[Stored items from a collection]
▽
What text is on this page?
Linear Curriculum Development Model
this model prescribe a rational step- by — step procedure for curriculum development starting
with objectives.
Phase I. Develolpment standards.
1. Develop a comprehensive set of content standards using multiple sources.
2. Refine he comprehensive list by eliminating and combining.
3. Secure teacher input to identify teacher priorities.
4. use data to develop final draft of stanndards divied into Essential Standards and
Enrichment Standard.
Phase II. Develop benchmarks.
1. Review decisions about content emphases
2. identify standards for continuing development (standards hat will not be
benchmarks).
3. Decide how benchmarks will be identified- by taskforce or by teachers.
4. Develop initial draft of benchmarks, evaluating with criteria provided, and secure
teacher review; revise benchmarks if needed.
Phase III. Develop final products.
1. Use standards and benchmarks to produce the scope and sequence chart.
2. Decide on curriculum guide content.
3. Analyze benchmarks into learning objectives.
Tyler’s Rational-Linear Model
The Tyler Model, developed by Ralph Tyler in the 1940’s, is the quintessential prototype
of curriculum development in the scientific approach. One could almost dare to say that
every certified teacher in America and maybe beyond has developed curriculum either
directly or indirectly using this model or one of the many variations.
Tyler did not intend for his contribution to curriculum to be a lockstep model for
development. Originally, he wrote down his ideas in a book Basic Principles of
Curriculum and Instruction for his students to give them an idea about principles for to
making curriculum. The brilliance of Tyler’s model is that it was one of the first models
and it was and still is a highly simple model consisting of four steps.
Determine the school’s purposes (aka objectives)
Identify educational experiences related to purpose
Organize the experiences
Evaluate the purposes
△
• What to work on:
All of the entries above need to be reproduced exactly.

• Solution to the problem:
What text is on this page?
Linear Curriculum Development Model
this model prescribe a rational step- by — step procedure for curriculum development starting
with objectives.
Phase I. Develolpment standards.
1. Develop a comprehensive set of content standards using multiple sources.
2. Refine he comprehensive list by eliminating and combining.
3. Secure teacher input to identify teacher priorities.
4. use data to develop final draft of stanndards divied into Essential Standards and
Enrichment Standard.
Phase II. Develop benchmarks.
1. Review decisions about content emphases
2. identify standards for continuing development (standards hat will not be
benchmarks).
3. Decide how benchmarks will be identified- by taskforce or by teachers.
4. Develop initial draft of benchmarks, evaluating with criteria provided, and secure
teacher review; revise benchmarks if needed.
Phase III. Develop final products.
1. Use standards and benchmarks to produce the scope and sequence chart.
2. Decide on curriculum guide content.
3. Analyze benchmarks into learning objectives.
Tyler’s Rational-Linear Model
The Tyler Model, developed by Ralph Tyler in the 1940’s, is the quintessential prototype
of curriculum development in the scientific approach. One could almost dare to say that
every certified teacher in America and maybe beyond has developed curriculum either
directly or indirectly using this model or one of the many variations.
Tyler did not intend for his contribution to curriculum to be a lockstep model for
development. Originally, he wrote down his ideas in a book Basic Principles of
Curriculum and Instruction for his students to give them an idea about principles for to
making curriculum. The brilliance of Tyler’s model is that it was one of the first models
and it was and still is a highly simple model consisting of four steps.
Determine the school’s purposes (aka objectives)
Identify educational experiences related to purpose
Organize the experiences
Evaluate the purposes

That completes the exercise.